**Exercise instructions**
In the entries, find all lines that hold the word "while" and copy them.

**Task inputs**
· · ·
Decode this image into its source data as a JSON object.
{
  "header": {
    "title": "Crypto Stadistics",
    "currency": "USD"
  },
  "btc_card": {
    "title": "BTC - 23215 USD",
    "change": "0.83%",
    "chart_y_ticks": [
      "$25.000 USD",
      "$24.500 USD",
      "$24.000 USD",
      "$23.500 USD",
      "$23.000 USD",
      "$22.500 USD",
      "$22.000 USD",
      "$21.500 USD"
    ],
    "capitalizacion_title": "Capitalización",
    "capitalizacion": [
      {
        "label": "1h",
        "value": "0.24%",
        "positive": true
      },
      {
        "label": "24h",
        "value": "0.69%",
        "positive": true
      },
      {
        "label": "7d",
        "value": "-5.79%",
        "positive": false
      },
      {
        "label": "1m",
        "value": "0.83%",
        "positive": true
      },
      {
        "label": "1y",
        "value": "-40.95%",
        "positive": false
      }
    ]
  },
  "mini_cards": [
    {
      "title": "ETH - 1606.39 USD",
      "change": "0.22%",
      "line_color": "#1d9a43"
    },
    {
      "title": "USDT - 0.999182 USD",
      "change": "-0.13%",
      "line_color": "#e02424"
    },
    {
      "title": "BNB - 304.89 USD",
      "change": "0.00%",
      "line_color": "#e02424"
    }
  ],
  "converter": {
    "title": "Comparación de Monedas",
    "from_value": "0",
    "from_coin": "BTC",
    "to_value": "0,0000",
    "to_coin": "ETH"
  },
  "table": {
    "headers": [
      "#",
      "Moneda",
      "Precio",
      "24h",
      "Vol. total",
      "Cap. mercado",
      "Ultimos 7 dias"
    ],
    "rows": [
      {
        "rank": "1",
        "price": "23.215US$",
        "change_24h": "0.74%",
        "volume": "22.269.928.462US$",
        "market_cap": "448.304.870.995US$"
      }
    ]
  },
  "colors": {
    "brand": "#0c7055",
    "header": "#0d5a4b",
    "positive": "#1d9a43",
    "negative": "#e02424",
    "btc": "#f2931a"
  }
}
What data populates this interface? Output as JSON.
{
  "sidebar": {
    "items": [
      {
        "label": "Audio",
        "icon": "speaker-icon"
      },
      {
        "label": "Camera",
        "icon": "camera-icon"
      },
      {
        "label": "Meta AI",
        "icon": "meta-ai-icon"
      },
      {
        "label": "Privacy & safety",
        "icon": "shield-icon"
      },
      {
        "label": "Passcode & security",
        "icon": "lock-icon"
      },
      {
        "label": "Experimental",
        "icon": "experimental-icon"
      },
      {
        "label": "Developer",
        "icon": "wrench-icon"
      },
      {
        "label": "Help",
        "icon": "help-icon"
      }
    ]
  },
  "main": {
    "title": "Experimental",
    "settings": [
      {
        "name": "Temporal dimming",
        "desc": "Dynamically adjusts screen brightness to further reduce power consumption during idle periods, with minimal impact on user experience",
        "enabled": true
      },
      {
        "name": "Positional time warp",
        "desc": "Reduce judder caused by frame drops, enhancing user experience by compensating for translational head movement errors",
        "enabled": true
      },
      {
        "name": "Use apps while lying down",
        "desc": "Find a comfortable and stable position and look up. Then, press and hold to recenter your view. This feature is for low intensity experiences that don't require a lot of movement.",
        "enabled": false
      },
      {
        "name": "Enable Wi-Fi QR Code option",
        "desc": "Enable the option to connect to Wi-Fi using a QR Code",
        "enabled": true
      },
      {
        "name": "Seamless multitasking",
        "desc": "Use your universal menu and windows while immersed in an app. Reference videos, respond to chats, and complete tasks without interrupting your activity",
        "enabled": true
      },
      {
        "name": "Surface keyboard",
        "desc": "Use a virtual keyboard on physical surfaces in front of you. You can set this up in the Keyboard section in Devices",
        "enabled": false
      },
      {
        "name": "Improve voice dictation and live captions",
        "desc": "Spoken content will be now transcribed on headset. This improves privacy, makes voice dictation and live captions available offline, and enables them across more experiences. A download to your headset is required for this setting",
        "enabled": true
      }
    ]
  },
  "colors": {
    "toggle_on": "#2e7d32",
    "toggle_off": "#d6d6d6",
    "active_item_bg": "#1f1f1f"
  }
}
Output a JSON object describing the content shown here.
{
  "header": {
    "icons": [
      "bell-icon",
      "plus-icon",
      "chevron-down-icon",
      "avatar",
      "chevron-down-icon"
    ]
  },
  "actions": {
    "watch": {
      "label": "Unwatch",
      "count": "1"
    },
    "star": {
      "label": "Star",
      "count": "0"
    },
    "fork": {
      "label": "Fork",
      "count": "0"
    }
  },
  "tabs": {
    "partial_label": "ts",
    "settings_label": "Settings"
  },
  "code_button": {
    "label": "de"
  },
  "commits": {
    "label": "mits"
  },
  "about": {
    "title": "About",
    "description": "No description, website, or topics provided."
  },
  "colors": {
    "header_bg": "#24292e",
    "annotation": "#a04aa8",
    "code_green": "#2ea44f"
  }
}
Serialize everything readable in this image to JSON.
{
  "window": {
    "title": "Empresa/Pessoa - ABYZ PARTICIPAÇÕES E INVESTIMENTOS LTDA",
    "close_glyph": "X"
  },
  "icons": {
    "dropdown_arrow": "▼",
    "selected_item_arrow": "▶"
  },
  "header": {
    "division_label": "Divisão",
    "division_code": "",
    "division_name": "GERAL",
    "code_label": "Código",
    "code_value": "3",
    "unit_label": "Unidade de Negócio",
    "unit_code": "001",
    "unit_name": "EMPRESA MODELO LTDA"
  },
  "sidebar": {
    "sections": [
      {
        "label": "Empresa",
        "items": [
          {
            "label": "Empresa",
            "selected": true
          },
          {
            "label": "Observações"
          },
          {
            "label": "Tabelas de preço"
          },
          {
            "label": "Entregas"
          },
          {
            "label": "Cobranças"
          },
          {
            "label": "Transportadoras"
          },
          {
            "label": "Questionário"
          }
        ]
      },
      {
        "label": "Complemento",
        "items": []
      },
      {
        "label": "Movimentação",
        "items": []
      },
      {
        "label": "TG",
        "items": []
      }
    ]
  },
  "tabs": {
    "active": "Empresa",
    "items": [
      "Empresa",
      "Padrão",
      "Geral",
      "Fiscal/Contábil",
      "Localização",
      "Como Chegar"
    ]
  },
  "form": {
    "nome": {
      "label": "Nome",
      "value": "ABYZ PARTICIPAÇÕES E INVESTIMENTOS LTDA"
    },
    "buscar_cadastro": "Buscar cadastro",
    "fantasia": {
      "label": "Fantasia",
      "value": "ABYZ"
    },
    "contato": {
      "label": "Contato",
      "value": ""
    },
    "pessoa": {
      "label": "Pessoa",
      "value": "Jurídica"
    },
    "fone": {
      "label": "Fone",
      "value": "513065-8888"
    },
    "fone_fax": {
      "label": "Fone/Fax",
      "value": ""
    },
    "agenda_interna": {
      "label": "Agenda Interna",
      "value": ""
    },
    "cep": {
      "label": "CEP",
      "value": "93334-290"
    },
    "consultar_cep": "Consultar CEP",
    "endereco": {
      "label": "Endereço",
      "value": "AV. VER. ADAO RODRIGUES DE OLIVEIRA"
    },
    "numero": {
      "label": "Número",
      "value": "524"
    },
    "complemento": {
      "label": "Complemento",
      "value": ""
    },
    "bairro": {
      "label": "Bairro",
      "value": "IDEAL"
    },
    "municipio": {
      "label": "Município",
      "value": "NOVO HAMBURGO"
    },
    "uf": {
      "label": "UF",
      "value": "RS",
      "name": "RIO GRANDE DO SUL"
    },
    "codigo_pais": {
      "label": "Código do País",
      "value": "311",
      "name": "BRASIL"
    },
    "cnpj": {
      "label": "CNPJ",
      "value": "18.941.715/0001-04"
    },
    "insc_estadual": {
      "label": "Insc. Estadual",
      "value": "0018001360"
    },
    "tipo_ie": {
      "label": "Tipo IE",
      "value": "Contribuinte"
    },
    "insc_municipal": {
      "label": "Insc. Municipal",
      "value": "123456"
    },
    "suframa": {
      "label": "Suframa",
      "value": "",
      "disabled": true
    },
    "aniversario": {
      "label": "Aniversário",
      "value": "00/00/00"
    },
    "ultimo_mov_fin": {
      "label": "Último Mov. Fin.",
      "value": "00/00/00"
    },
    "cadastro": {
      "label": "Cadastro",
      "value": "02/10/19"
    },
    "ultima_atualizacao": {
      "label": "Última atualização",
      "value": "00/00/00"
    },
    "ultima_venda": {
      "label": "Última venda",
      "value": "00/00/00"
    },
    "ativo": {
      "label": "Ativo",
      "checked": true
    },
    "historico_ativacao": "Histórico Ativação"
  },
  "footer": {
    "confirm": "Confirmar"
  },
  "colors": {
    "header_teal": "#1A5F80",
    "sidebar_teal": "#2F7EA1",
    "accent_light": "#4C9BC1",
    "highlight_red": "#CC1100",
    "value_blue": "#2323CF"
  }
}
· · ·
**Answer to the task**
        "name": "Use apps while lying down",
        "desc": "Use your universal menu and windows while immersed in an app. Reference videos, respond to chats, and complete tasks without interrupting your activity",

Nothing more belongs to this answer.